## Required task
Transcribe the material word for word, but without the images.

## Records supplied
------------

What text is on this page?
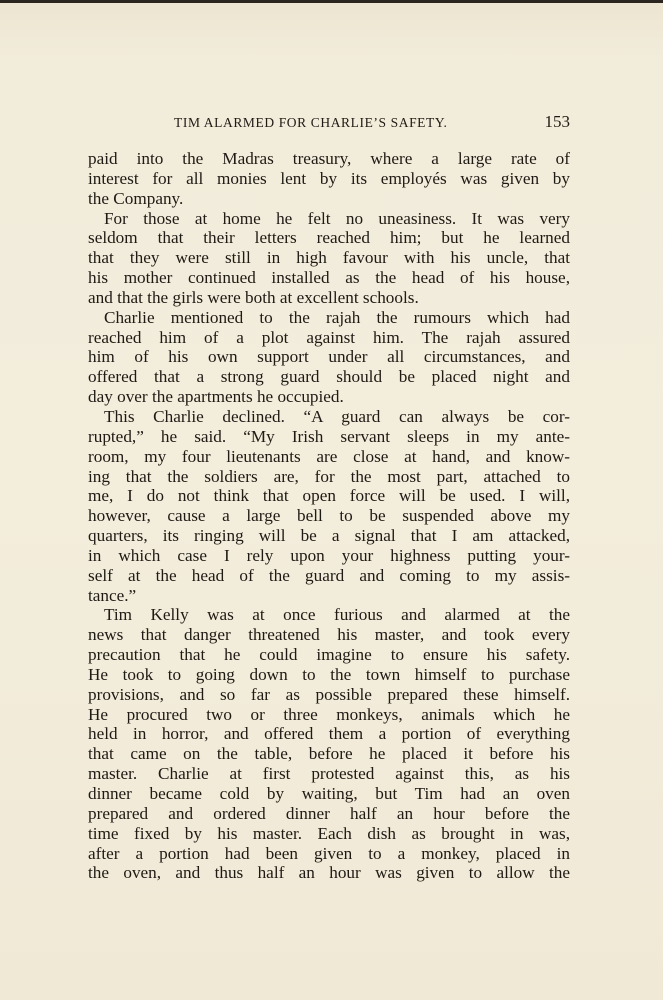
TIM ALARMED FOR CHARLIE’S SAFETY.	153
paid into the Madras treasury, where a large rate of
interest for all monies lent by its employés was given by
the Company.
For those at home he felt no uneasiness. It was very
seldom that their letters reached him; but he learned
that they were still in high favour with his uncle, that
his mother continued installed as the head of his house,
and that the girls were both at excellent schools.
Charlie mentioned to the rajah the rumours which had
reached him of a plot against him. The rajah assured
him of his own support under all circumstances, and
offered that a strong guard should be placed night and
day over the apartments he occupied.
This Charlie declined. “A guard can always be cor-
rupted,” he said. “My Irish servant sleeps in my ante-
room, my four lieutenants are close at hand, and know-
ing that the soldiers are, for the most part, attached to
me, I do not think that open force will be used. I will,
however, cause a large bell to be suspended above my
quarters, its ringing will be a signal that I am attacked,
in which case I rely upon your highness putting your-
self at the head of the guard and coming to my assis-
tance.”
Tim Kelly was at once furious and alarmed at the
news that danger threatened his master, and took every
precaution that he could imagine to ensure his safety.
He took to going down to the town himself to purchase
provisions, and so far as possible prepared these himself.
He procured two or three monkeys, animals which he
held in horror, and offered them a portion of everything
that came on the table, before he placed it before his
master. Charlie at first protested against this, as his
dinner became cold by waiting, but Tim had an oven
prepared and ordered dinner half an hour before the
time fixed by his master. Each dish as brought in was,
after a portion had been given to a monkey, placed in
the oven, and thus half an hour was given to allow the
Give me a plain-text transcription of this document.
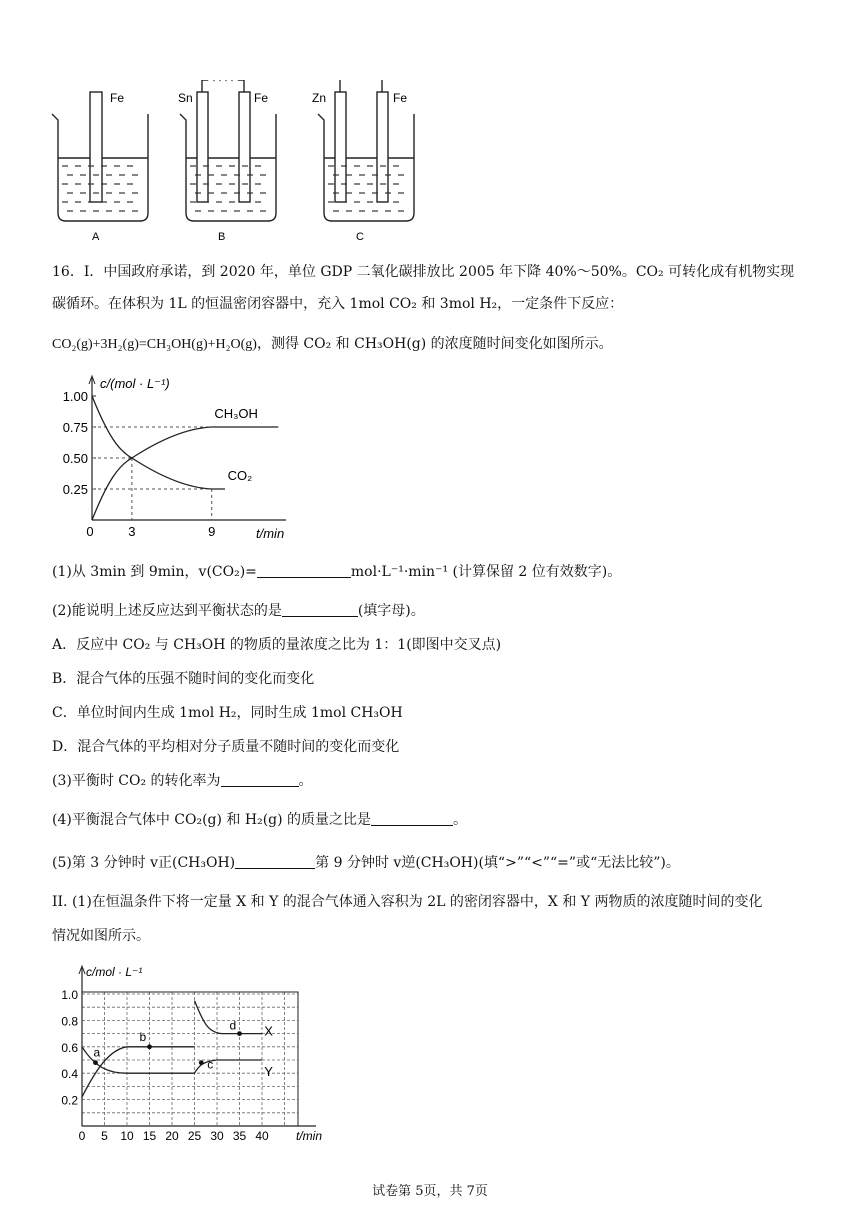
Fe	Sn	Fe	Zn	Fe
A	B	C
16．I．中国政府承诺，到 2020 年，单位 GDP 二氧化碳排放比 2005 年下降 40%～50%。CO₂ 可转化成有机物实现
碳循环。在体积为 1L 的恒温密闭容器中，充入 1mol CO₂ 和 3mol H₂，一定条件下反应：
CO₂(g)+3H₂(g)=CH₃OH(g)+H₂O(g)，测得 CO₂ 和 CH₃OH(g) 的浓度随时间变化如图所示。
c/(mol · L⁻¹)
t/min
0.25
0.50
0.75
1.00
0	3	9
CH₃OH
CO₂
(1)从 3min 到 9min，v(CO₂)=	mol·L⁻¹·min⁻¹ (计算保留 2 位有效数字)。
(2)能说明上述反应达到平衡状态的是	(填字母)。
A．反应中 CO₂ 与 CH₃OH 的物质的量浓度之比为 1：1(即图中交叉点)
B．混合气体的压强不随时间的变化而变化
C．单位时间内生成 1mol H₂，同时生成 1mol CH₃OH
D．混合气体的平均相对分子质量不随时间的变化而变化
(3)平衡时 CO₂ 的转化率为	。
(4)平衡混合气体中 CO₂(g) 和 H₂(g) 的质量之比是	。
(5)第 3 分钟时 v正(CH₃OH)	第 9 分钟时 v逆(CH₃OH)(填“>”“<”“=”或“无法比较”)。
II. (1)在恒温条件下将一定量 X 和 Y 的混合气体通入容积为 2L 的密闭容器中，X 和 Y 两物质的浓度随时间的变化
情况如图所示。
c/mol · L⁻¹
t/min
0.2
0.4
0.6
0.8
1.0
0 5 10 15 20 25 30 35 40
X
Y
a
b
c
d
试卷第 5页，共 7页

------------

## Solution for this exercise
What text is on this page?
TIM ALARMED FOR CHARLIE’S SAFETY.	153
paid into the Madras treasury, where a large rate of
interest for all monies lent by its employés was given by
the Company.
For those at home he felt no uneasiness. It was very
seldom that their letters reached him; but he learned
that they were still in high favour with his uncle, that
his mother continued installed as the head of his house,
and that the girls were both at excellent schools.
Charlie mentioned to the rajah the rumours which had
reached him of a plot against him. The rajah assured
him of his own support under all circumstances, and
offered that a strong guard should be placed night and
day over the apartments he occupied.
This Charlie declined. “A guard can always be cor-
rupted,” he said. “My Irish servant sleeps in my ante-
room, my four lieutenants are close at hand, and know-
ing that the soldiers are, for the most part, attached to
me, I do not think that open force will be used. I will,
however, cause a large bell to be suspended above my
quarters, its ringing will be a signal that I am attacked,
in which case I rely upon your highness putting your-
self at the head of the guard and coming to my assis-
tance.”
Tim Kelly was at once furious and alarmed at the
news that danger threatened his master, and took every
precaution that he could imagine to ensure his safety.
He took to going down to the town himself to purchase
provisions, and so far as possible prepared these himself.
He procured two or three monkeys, animals which he
held in horror, and offered them a portion of everything
that came on the table, before he placed it before his
master. Charlie at first protested against this, as his
dinner became cold by waiting, but Tim had an oven
prepared and ordered dinner half an hour before the
time fixed by his master. Each dish as brought in was,
after a portion had been given to a monkey, placed in
the oven, and thus half an hour was given to allow the
Give me a plain-text transcription of this document.
Fe	Sn	Fe	Zn	Fe
A	B	C
16．I．中国政府承诺，到 2020 年，单位 GDP 二氧化碳排放比 2005 年下降 40%～50%。CO₂ 可转化成有机物实现
碳循环。在体积为 1L 的恒温密闭容器中，充入 1mol CO₂ 和 3mol H₂，一定条件下反应：
CO₂(g)+3H₂(g)=CH₃OH(g)+H₂O(g)，测得 CO₂ 和 CH₃OH(g) 的浓度随时间变化如图所示。
c/(mol · L⁻¹)
t/min
0.25
0.50
0.75
1.00
0	3	9
CH₃OH
CO₂
(1)从 3min 到 9min，v(CO₂)=	mol·L⁻¹·min⁻¹ (计算保留 2 位有效数字)。
(2)能说明上述反应达到平衡状态的是	(填字母)。
A．反应中 CO₂ 与 CH₃OH 的物质的量浓度之比为 1：1(即图中交叉点)
B．混合气体的压强不随时间的变化而变化
C．单位时间内生成 1mol H₂，同时生成 1mol CH₃OH
D．混合气体的平均相对分子质量不随时间的变化而变化
(3)平衡时 CO₂ 的转化率为	。
(4)平衡混合气体中 CO₂(g) 和 H₂(g) 的质量之比是	。
(5)第 3 分钟时 v正(CH₃OH)	第 9 分钟时 v逆(CH₃OH)(填“>”“<”“=”或“无法比较”)。
II. (1)在恒温条件下将一定量 X 和 Y 的混合气体通入容积为 2L 的密闭容器中，X 和 Y 两物质的浓度随时间的变化
情况如图所示。
c/mol · L⁻¹
t/min
0.2
0.4
0.6
0.8
1.0
0 5 10 15 20 25 30 35 40
X
Y
a
b
c
d
试卷第 5页，共 7页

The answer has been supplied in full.